What to do:
Set down the material below in full, matching it exactly.

Entries taken from a collection
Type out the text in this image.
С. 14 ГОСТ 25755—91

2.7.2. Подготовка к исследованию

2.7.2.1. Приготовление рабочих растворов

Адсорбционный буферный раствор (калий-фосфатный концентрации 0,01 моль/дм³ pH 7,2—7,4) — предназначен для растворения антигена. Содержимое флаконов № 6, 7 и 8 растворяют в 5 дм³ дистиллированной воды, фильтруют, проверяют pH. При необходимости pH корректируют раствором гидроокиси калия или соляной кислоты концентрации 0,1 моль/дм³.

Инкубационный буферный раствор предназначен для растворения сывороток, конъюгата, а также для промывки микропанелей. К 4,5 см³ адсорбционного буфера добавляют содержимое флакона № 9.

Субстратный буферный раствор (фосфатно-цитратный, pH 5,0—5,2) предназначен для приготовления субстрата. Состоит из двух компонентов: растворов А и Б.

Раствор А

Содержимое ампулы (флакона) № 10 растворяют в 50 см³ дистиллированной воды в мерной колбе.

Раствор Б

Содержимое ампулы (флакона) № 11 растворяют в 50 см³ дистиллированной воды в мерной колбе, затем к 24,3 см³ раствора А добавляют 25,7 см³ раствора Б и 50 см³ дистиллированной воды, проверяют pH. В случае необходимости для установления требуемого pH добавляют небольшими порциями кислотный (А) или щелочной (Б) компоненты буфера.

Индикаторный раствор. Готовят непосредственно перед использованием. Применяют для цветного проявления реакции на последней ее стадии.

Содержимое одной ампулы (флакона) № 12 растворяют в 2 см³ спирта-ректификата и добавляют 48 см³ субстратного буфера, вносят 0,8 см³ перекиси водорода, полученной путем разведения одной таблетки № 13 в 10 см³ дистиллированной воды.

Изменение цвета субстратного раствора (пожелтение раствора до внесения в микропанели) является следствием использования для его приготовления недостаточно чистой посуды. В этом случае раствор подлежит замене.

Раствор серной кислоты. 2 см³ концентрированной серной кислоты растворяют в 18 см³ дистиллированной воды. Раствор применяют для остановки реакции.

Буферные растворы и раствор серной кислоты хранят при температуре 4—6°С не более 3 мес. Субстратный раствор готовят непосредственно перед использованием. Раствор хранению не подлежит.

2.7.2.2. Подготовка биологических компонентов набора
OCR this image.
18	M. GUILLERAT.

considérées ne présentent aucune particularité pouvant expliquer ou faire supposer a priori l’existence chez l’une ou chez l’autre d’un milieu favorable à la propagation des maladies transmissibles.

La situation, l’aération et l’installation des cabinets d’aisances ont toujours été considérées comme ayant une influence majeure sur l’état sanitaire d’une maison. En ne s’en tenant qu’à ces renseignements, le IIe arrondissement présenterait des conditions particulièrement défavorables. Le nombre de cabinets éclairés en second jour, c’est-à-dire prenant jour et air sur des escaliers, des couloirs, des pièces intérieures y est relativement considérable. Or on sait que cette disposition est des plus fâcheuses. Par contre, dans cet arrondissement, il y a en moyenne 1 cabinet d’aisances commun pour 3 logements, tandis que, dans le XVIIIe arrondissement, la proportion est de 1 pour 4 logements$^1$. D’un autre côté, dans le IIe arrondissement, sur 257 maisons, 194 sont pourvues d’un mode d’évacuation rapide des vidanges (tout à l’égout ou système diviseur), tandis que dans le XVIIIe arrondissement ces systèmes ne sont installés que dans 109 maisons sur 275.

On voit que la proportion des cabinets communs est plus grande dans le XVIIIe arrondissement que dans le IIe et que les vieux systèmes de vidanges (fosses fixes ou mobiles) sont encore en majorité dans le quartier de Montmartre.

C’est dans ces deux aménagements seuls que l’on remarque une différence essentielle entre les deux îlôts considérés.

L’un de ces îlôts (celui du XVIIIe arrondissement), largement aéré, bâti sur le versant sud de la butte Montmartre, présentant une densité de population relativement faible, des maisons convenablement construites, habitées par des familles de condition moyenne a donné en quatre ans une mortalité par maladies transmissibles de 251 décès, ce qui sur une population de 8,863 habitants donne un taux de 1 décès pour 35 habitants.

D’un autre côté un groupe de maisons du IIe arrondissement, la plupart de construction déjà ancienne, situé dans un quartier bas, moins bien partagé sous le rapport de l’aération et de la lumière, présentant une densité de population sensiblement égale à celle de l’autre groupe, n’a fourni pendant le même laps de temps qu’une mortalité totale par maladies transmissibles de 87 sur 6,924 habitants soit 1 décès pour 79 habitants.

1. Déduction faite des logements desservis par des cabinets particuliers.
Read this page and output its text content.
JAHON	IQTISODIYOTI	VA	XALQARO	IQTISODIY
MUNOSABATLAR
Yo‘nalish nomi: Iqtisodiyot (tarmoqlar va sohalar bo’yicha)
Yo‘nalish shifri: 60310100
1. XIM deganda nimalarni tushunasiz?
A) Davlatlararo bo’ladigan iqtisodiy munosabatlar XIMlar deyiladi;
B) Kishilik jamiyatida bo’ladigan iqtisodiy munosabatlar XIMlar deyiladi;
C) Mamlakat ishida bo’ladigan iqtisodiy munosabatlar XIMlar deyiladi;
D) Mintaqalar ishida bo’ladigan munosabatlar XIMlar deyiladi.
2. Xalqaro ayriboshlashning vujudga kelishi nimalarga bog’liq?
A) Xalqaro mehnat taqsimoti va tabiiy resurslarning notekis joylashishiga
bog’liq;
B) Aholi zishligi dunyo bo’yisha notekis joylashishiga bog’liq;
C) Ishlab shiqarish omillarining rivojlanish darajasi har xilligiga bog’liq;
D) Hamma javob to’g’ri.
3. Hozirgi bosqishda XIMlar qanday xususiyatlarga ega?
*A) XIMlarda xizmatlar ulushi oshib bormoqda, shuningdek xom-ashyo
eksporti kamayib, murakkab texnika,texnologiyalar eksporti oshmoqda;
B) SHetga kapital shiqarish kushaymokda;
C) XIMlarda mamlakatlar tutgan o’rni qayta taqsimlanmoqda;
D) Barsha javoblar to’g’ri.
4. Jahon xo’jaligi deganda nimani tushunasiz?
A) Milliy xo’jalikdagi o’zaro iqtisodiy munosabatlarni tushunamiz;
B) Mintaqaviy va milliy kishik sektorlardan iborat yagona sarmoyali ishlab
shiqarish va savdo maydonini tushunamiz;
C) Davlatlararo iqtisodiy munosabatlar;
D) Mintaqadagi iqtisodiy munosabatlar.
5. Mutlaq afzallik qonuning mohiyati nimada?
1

Response:
Type out the text in this image.
С. 14 ГОСТ 25755—91

2.7.2. Подготовка к исследованию

2.7.2.1. Приготовление рабочих растворов

Адсорбционный буферный раствор (калий-фосфатный концентрации 0,01 моль/дм³ pH 7,2—7,4) — предназначен для растворения антигена. Содержимое флаконов № 6, 7 и 8 растворяют в 5 дм³ дистиллированной воды, фильтруют, проверяют pH. При необходимости pH корректируют раствором гидроокиси калия или соляной кислоты концентрации 0,1 моль/дм³.

Инкубационный буферный раствор предназначен для растворения сывороток, конъюгата, а также для промывки микропанелей. К 4,5 см³ адсорбционного буфера добавляют содержимое флакона № 9.

Субстратный буферный раствор (фосфатно-цитратный, pH 5,0—5,2) предназначен для приготовления субстрата. Состоит из двух компонентов: растворов А и Б.

Раствор А

Содержимое ампулы (флакона) № 10 растворяют в 50 см³ дистиллированной воды в мерной колбе.

Раствор Б

Содержимое ампулы (флакона) № 11 растворяют в 50 см³ дистиллированной воды в мерной колбе, затем к 24,3 см³ раствора А добавляют 25,7 см³ раствора Б и 50 см³ дистиллированной воды, проверяют pH. В случае необходимости для установления требуемого pH добавляют небольшими порциями кислотный (А) или щелочной (Б) компоненты буфера.

Индикаторный раствор. Готовят непосредственно перед использованием. Применяют для цветного проявления реакции на последней ее стадии.

Содержимое одной ампулы (флакона) № 12 растворяют в 2 см³ спирта-ректификата и добавляют 48 см³ субстратного буфера, вносят 0,8 см³ перекиси водорода, полученной путем разведения одной таблетки № 13 в 10 см³ дистиллированной воды.

Изменение цвета субстратного раствора (пожелтение раствора до внесения в микропанели) является следствием использования для его приготовления недостаточно чистой посуды. В этом случае раствор подлежит замене.

Раствор серной кислоты. 2 см³ концентрированной серной кислоты растворяют в 18 см³ дистиллированной воды. Раствор применяют для остановки реакции.

Буферные растворы и раствор серной кислоты хранят при температуре 4—6°С не более 3 мес. Субстратный раствор готовят непосредственно перед использованием. Раствор хранению не подлежит.

2.7.2.2. Подготовка биологических компонентов набора
OCR this image.
18	M. GUILLERAT.

considérées ne présentent aucune particularité pouvant expliquer ou faire supposer a priori l’existence chez l’une ou chez l’autre d’un milieu favorable à la propagation des maladies transmissibles.

La situation, l’aération et l’installation des cabinets d’aisances ont toujours été considérées comme ayant une influence majeure sur l’état sanitaire d’une maison. En ne s’en tenant qu’à ces renseignements, le IIe arrondissement présenterait des conditions particulièrement défavorables. Le nombre de cabinets éclairés en second jour, c’est-à-dire prenant jour et air sur des escaliers, des couloirs, des pièces intérieures y est relativement considérable. Or on sait que cette disposition est des plus fâcheuses. Par contre, dans cet arrondissement, il y a en moyenne 1 cabinet d’aisances commun pour 3 logements, tandis que, dans le XVIIIe arrondissement, la proportion est de 1 pour 4 logements$^1$. D’un autre côté, dans le IIe arrondissement, sur 257 maisons, 194 sont pourvues d’un mode d’évacuation rapide des vidanges (tout à l’égout ou système diviseur), tandis que dans le XVIIIe arrondissement ces systèmes ne sont installés que dans 109 maisons sur 275.

On voit que la proportion des cabinets communs est plus grande dans le XVIIIe arrondissement que dans le IIe et que les vieux systèmes de vidanges (fosses fixes ou mobiles) sont encore en majorité dans le quartier de Montmartre.

C’est dans ces deux aménagements seuls que l’on remarque une différence essentielle entre les deux îlôts considérés.

L’un de ces îlôts (celui du XVIIIe arrondissement), largement aéré, bâti sur le versant sud de la butte Montmartre, présentant une densité de population relativement faible, des maisons convenablement construites, habitées par des familles de condition moyenne a donné en quatre ans une mortalité par maladies transmissibles de 251 décès, ce qui sur une population de 8,863 habitants donne un taux de 1 décès pour 35 habitants.

D’un autre côté un groupe de maisons du IIe arrondissement, la plupart de construction déjà ancienne, situé dans un quartier bas, moins bien partagé sous le rapport de l’aération et de la lumière, présentant une densité de population sensiblement égale à celle de l’autre groupe, n’a fourni pendant le même laps de temps qu’une mortalité totale par maladies transmissibles de 87 sur 6,924 habitants soit 1 décès pour 79 habitants.

1. Déduction faite des logements desservis par des cabinets particuliers.
Read this page and output its text content.
JAHON	IQTISODIYOTI	VA	XALQARO	IQTISODIY
MUNOSABATLAR
Yo‘nalish nomi: Iqtisodiyot (tarmoqlar va sohalar bo’yicha)
Yo‘nalish shifri: 60310100
1. XIM deganda nimalarni tushunasiz?
A) Davlatlararo bo’ladigan iqtisodiy munosabatlar XIMlar deyiladi;
B) Kishilik jamiyatida bo’ladigan iqtisodiy munosabatlar XIMlar deyiladi;
C) Mamlakat ishida bo’ladigan iqtisodiy munosabatlar XIMlar deyiladi;
D) Mintaqalar ishida bo’ladigan munosabatlar XIMlar deyiladi.
2. Xalqaro ayriboshlashning vujudga kelishi nimalarga bog’liq?
A) Xalqaro mehnat taqsimoti va tabiiy resurslarning notekis joylashishiga
bog’liq;
B) Aholi zishligi dunyo bo’yisha notekis joylashishiga bog’liq;
C) Ishlab shiqarish omillarining rivojlanish darajasi har xilligiga bog’liq;
D) Hamma javob to’g’ri.
3. Hozirgi bosqishda XIMlar qanday xususiyatlarga ega?
*A) XIMlarda xizmatlar ulushi oshib bormoqda, shuningdek xom-ashyo
eksporti kamayib, murakkab texnika,texnologiyalar eksporti oshmoqda;
B) SHetga kapital shiqarish kushaymokda;
C) XIMlarda mamlakatlar tutgan o’rni qayta taqsimlanmoqda;
D) Barsha javoblar to’g’ri.
4. Jahon xo’jaligi deganda nimani tushunasiz?
A) Milliy xo’jalikdagi o’zaro iqtisodiy munosabatlarni tushunamiz;
B) Mintaqaviy va milliy kishik sektorlardan iborat yagona sarmoyali ishlab
shiqarish va savdo maydonini tushunamiz;
C) Davlatlararo iqtisodiy munosabatlar;
D) Mintaqadagi iqtisodiy munosabatlar.
5. Mutlaq afzallik qonuning mohiyati nimada?
1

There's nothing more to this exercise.